▶ [Set problem]
Copy out all of the material exactly.

▶ [Data to use]
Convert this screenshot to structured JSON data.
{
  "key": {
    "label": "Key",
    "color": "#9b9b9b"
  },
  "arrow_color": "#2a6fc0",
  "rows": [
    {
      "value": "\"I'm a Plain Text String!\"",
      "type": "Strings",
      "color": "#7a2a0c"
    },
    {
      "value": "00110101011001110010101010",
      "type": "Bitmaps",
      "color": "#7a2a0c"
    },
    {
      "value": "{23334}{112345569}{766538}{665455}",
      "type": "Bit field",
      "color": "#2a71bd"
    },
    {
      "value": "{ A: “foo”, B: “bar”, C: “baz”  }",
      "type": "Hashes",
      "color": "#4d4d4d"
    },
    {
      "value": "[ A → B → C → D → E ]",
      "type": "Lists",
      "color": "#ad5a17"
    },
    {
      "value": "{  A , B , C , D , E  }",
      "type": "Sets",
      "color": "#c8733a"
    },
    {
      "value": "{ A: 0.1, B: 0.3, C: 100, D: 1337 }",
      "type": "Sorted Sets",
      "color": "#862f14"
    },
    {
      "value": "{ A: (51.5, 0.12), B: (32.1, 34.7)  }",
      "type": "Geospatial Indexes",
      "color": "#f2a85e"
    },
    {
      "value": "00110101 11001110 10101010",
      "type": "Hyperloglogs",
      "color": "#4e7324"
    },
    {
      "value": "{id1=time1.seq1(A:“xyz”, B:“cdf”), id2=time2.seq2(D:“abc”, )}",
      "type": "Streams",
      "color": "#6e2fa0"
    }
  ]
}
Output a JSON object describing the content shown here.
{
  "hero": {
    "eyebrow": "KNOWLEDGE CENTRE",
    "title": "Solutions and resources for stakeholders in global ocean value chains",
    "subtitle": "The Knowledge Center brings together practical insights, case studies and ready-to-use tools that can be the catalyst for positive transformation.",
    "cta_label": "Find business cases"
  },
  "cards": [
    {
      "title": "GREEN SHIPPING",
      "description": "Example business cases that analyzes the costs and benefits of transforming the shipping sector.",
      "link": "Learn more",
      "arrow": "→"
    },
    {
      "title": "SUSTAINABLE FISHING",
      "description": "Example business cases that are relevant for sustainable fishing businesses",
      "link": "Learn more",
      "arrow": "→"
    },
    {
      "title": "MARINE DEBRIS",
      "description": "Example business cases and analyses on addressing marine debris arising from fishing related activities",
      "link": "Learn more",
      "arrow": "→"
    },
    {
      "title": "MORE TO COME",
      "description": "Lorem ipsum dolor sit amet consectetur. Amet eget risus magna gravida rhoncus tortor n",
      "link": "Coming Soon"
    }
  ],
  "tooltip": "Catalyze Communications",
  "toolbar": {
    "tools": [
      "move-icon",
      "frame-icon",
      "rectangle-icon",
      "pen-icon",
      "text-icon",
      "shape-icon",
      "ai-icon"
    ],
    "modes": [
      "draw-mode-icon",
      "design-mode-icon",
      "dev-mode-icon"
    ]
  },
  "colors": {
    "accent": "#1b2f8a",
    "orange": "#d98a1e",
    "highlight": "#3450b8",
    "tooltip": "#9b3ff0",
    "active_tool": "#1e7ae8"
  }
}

▶ [Worked solution]
Convert this screenshot to structured JSON data.
{
  "key": {
    "label": "Key",
    "color": "#9b9b9b"
  },
  "arrow_color": "#2a6fc0",
  "rows": [
    {
      "value": "\"I'm a Plain Text String!\"",
      "type": "Strings",
      "color": "#7a2a0c"
    },
    {
      "value": "00110101011001110010101010",
      "type": "Bitmaps",
      "color": "#7a2a0c"
    },
    {
      "value": "{23334}{112345569}{766538}{665455}",
      "type": "Bit field",
      "color": "#2a71bd"
    },
    {
      "value": "{ A: “foo”, B: “bar”, C: “baz”  }",
      "type": "Hashes",
      "color": "#4d4d4d"
    },
    {
      "value": "[ A → B → C → D → E ]",
      "type": "Lists",
      "color": "#ad5a17"
    },
    {
      "value": "{  A , B , C , D , E  }",
      "type": "Sets",
      "color": "#c8733a"
    },
    {
      "value": "{ A: 0.1, B: 0.3, C: 100, D: 1337 }",
      "type": "Sorted Sets",
      "color": "#862f14"
    },
    {
      "value": "{ A: (51.5, 0.12), B: (32.1, 34.7)  }",
      "type": "Geospatial Indexes",
      "color": "#f2a85e"
    },
    {
      "value": "00110101 11001110 10101010",
      "type": "Hyperloglogs",
      "color": "#4e7324"
    },
    {
      "value": "{id1=time1.seq1(A:“xyz”, B:“cdf”), id2=time2.seq2(D:“abc”, )}",
      "type": "Streams",
      "color": "#6e2fa0"
    }
  ]
}
Output a JSON object describing the content shown here.
{
  "hero": {
    "eyebrow": "KNOWLEDGE CENTRE",
    "title": "Solutions and resources for stakeholders in global ocean value chains",
    "subtitle": "The Knowledge Center brings together practical insights, case studies and ready-to-use tools that can be the catalyst for positive transformation.",
    "cta_label": "Find business cases"
  },
  "cards": [
    {
      "title": "GREEN SHIPPING",
      "description": "Example business cases that analyzes the costs and benefits of transforming the shipping sector.",
      "link": "Learn more",
      "arrow": "→"
    },
    {
      "title": "SUSTAINABLE FISHING",
      "description": "Example business cases that are relevant for sustainable fishing businesses",
      "link": "Learn more",
      "arrow": "→"
    },
    {
      "title": "MARINE DEBRIS",
      "description": "Example business cases and analyses on addressing marine debris arising from fishing related activities",
      "link": "Learn more",
      "arrow": "→"
    },
    {
      "title": "MORE TO COME",
      "description": "Lorem ipsum dolor sit amet consectetur. Amet eget risus magna gravida rhoncus tortor n",
      "link": "Coming Soon"
    }
  ],
  "tooltip": "Catalyze Communications",
  "toolbar": {
    "tools": [
      "move-icon",
      "frame-icon",
      "rectangle-icon",
      "pen-icon",
      "text-icon",
      "shape-icon",
      "ai-icon"
    ],
    "modes": [
      "draw-mode-icon",
      "design-mode-icon",
      "dev-mode-icon"
    ]
  },
  "colors": {
    "accent": "#1b2f8a",
    "orange": "#d98a1e",
    "highlight": "#3450b8",
    "tooltip": "#9b3ff0",
    "active_tool": "#1e7ae8"
  }
}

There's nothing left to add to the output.